Task set:
1 > In the NPC chemotherapy text, what was the major grade 3/4 toxicity of the gemcitabine-included regimen?
2 > Rewrite the passage of the NPC chemotherapy text starting with "The Cox proportional" and going on through "with disease progression.", swapping "supporting treatment" for "supportive care".

*** Opening of Page text ***

The Cox proportional hazard regression model revealed that liver metastases was an independent negative prognostic factor, and Ong et al. (2003) has designed a prognostic index score for metastatic NPC, which showed that liver metastasis was a negative prognostic factor, whose result was consistent with ours. In addition, as An et al. (2011) reported, our results also showed that high plasma EBV-DNA level (>1 × 103 copies/ml) was an independent negative prognostic factor for survival outcome of disseminated NPC. This study for the first time showed that receiving more than four cycles of the first-line chemotherapy under well tolerance may bring survival advantage to patients with metastatic NPC. What is more, compared to supporting treatment, receiving the second-line chemotherapy may bring survival benefit for patients with disease progression.

The Cox regression model as well as the subgroup analyses showed that three-drug combined chemotherapy brought no benefit on OS than two-drug combined chemotherapy. Moreover, chemotherapy including paclitaxel/5-FU/gemcitabine or not had no statistical differences on survival outcomes. Since three-drug combined regimens brought more toxicity, cisplatin-based doublets may be the more appropriate choice as the first-line treatment for patients with metastatic NPC. Both the old drug 5-FU and the new drugs paclitaxel/gemicitabine were available with defect of each ones. Toxicity was as expected. The major grade 3/4 toxicity of 5-FU-included regimens was neutropenia and oropharyngeal mucositis. The major grade 3/4 toxicity of paclitaxel-included regimens was neuropathy and bone marrow suppression. And the major grade 3/4 toxicity of gemcitabine-included regimen was thrombocytopenia.

This study had several limitations. First, some drugs such as capecitabine and vinorelbine that have been approved effective for metastatic NPC were not discussed in this study. Second, our patients were restricted to one local hospital. A larger, multicentre design will be needed in further study. We anticipate randomized clinical trials will establish optimal choice for patients with disseminated NPC in the near future.

In conclusion, physicians should always weigh the risk and benefit when choosing treatment protocols for patients. Cisplatin-based doublets such as PF, TP, and GP are all effective regimens used as the first-line chemotherapy for patients with distant NPC which can be well tolerated. Cisplatin-based triplets such as TPF and BPF regimen are not commended owing to the more serious toxicity without survival benefit. More than four cycles of the first-line chemotherapy is suggested when there is no contraindication. Receiving the second-line chemotherapy is better than supportive treatment when the first-line chemotherapy has failed.

*** Close of Page text ***
*** Opening of Given entries ***

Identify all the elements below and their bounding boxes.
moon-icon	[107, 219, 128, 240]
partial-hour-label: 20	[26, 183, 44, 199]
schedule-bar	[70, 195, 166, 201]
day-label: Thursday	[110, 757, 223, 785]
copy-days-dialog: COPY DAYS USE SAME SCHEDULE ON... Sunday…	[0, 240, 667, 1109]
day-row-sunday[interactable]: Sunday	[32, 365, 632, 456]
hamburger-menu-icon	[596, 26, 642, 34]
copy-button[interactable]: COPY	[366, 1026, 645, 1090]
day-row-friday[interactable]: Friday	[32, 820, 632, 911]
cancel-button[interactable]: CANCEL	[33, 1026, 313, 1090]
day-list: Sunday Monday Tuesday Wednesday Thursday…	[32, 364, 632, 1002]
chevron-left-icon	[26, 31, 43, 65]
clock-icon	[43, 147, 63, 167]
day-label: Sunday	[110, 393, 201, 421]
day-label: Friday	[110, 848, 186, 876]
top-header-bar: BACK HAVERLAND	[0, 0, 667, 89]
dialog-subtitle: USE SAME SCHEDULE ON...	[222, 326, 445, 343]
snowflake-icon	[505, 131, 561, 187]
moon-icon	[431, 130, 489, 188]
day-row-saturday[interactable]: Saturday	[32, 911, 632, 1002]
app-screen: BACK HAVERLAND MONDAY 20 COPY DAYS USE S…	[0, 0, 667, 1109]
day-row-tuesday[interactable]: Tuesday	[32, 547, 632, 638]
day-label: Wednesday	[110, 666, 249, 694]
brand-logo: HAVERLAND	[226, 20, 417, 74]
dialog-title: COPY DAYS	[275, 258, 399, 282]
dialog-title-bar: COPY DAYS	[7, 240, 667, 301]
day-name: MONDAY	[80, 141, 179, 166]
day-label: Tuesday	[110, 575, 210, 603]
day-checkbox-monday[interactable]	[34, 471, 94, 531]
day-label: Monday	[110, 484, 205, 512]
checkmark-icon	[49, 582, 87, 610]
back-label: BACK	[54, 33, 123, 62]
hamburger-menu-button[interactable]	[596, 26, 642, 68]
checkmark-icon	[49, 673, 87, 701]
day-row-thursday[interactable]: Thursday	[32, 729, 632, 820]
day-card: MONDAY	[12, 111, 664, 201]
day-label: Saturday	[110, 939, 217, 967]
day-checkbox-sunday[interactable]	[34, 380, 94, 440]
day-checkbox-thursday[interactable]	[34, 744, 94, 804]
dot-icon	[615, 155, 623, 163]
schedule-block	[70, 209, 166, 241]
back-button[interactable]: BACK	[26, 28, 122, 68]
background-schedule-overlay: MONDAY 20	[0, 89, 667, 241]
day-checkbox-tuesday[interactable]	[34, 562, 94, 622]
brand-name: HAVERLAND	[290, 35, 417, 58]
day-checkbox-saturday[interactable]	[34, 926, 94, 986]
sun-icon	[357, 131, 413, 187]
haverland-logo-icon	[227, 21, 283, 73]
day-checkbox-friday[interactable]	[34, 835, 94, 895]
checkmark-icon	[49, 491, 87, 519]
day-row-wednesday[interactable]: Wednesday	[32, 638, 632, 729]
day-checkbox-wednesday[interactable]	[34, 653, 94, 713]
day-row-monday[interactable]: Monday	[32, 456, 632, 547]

*** Close of Given entries ***

Solutions by task:
1 > Thrombocytopenia.

2 >
The Cox proportional hazard regression model revealed that liver metastases was an independent negative prognostic factor, and Ong et al. (2003) has designed a prognostic index score for metastatic NPC, which showed that liver metastasis was a negative prognostic factor, whose result was consistent with ours. In addition, as An et al. (2011) reported, our results also showed that high plasma EBV-DNA level (>1 × 103 copies/ml) was an independent negative prognostic factor for survival outcome of disseminated NPC. This study for the first time showed that receiving more than four cycles of the first-line chemotherapy under well tolerance may bring survival advantage to patients with metastatic NPC. What is more, compared to supportive care, receiving the second-line chemotherapy may bring survival benefit for patients with disease progression.